# tailgate lightbar



## Evil PSD (Jan 8, 2011)

looking to get a tailgate led lightbar for my 2010 f250, looking to see which one is the best out there and which ones to stay away from, any input is great guys thanks Thumbs Up


----------



## H&HPropertyMait (Oct 17, 2011)

Recon MINI. get it in smoked. they have all the functions of the big ones but look so much better. we use them as S/T/T on our headache racks. They are bright.


----------



## DJ Contracting (Dec 16, 2003)

H&HPropertyMait;1392028 said:


> Recon MINI. get it in smoked. they have all the functions of the big ones but look so much better. we use them as S/T/T on our headache racks. They are bright.


Sweet light thanks for posting it.


----------



## KEC Maintaince (Jan 1, 2011)

purchased the recon light for my gmc canyon i will have it installed on tue or wed. i went with the bigger one


----------



## H&HPropertyMait (Oct 17, 2011)

I see the bigger ones with burned out lights all the time and it bugs me!


----------



## dieseltech (Sep 7, 2011)

X2. I hate when they have burned out led's!


----------



## AG09 (Aug 21, 2010)

Evil PSD;1391969 said:


> looking to get a tailgate led lightbar for my 2010 f250, looking to see which one is the best out there and which ones to stay away from, any input is great guys thanks Thumbs Up


Def go with Recon. I did a lot of research before deciding to go with them.

This is what I have http://www.gorecon.com/product.php?pk=47&pname=Part-26416-60-White-Red-LED-Tailgate-Bar


----------



## Too Stroked (Jan 1, 2010)

I ordered and just received one of the red Recon bars based on what everybody said here. It's going on a red 2010 F-350. Call me picky, but I do have a couple of beefs with the design:

1) The mounting holes do not even come close to what Ford provided at the rear of the bed. (Minor gripe) This will require drilling two new holes (chance for corrosion) and leave the two factory holes on either side of the bar. Sure, a little sealer will help here, but it's never as good as the factory finish.

▸ Given data:
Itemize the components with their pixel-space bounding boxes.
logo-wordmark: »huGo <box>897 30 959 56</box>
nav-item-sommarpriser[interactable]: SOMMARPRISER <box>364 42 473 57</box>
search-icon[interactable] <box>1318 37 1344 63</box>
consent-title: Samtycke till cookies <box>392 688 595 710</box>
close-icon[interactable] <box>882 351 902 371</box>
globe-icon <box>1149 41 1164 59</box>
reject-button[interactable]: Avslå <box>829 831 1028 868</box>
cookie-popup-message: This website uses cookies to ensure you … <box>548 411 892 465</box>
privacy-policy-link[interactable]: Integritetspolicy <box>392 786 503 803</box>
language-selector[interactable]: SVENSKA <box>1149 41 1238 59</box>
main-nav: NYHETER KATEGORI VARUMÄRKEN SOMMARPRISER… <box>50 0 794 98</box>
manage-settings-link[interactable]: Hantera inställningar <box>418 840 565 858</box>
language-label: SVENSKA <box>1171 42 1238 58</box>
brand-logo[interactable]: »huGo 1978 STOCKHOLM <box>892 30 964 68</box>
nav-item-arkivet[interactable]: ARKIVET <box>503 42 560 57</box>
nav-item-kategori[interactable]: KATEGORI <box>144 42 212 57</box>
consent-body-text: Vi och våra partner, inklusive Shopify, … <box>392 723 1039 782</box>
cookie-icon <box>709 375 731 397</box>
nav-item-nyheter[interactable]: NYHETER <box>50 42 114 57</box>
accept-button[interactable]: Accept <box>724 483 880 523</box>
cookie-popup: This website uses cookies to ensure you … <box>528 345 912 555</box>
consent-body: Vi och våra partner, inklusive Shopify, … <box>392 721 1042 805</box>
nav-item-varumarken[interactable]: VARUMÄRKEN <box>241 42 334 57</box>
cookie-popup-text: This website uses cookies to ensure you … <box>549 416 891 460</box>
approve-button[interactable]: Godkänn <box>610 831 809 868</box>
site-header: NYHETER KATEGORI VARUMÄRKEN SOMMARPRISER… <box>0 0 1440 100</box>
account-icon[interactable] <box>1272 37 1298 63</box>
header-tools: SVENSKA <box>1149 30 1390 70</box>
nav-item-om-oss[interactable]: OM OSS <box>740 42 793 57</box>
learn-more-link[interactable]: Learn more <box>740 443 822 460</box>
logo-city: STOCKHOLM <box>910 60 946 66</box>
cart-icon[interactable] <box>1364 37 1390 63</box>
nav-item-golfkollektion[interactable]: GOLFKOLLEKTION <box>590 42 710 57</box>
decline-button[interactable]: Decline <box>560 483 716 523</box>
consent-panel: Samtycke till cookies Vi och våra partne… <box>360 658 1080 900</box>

==

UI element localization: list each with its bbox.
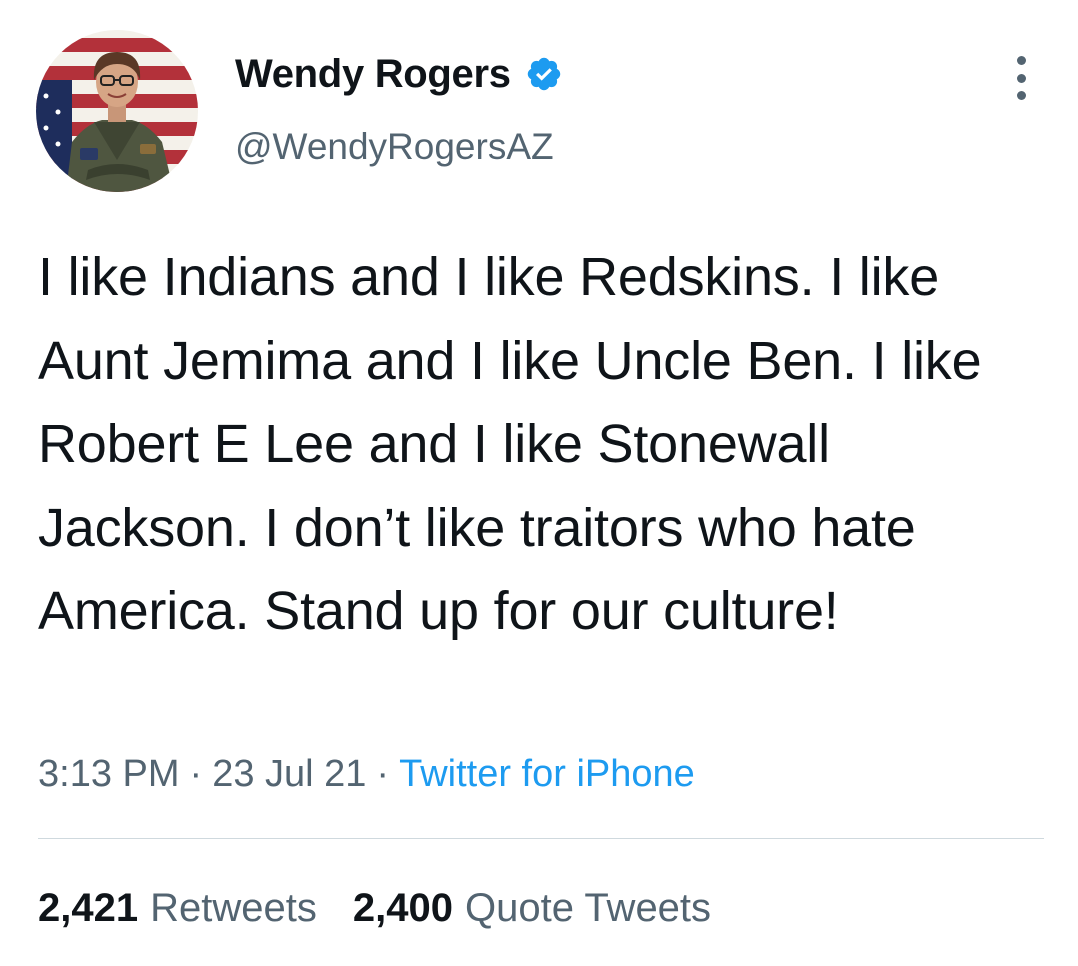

▸ What the exercise asks:
Carry on the forum thread about tailgate LED light bars, picking up right after its last sentence.

▸ Task result:
2) The wiring (with trailer plug) comes straight out the _back _of the bar. (Major gripe) This means that there's little hope of mounting the bar flat to the surface. My plan is to hard wire it, so the flat 4 plug is getting cut off anyway and I can drill a 3rd new hole in the truck to allow the wiring to go straight back through the panel, but most folks will have to space the bar out and away from the panel. Come on folks, a little forethought would have been nice hear. Couldn't the wiring come out the _bottom _(in the mounted position) of the bar? For those that are simply going to plug the flat 4 plug in, this would have been sweet. Oh wait, nobody has an F-350 in China. Now it makes sense.


----------



## jrtcbmw (Dec 22, 2010)

to be honest im not a happy recon owner. im on my 3rd rear tailgate light bar. infact the new one has been sitting on top of my tool box for about 4 months now. 

My biggest issue with recon is the wire size. i mean come on really wire thinner then hair. the sh*t just falls apart and can pulled apart with minimal effort. 

Id honestly pay a couple bucks more for a kit that came with thick wire. I guess thats what you get when everything they sell is SOO cheap.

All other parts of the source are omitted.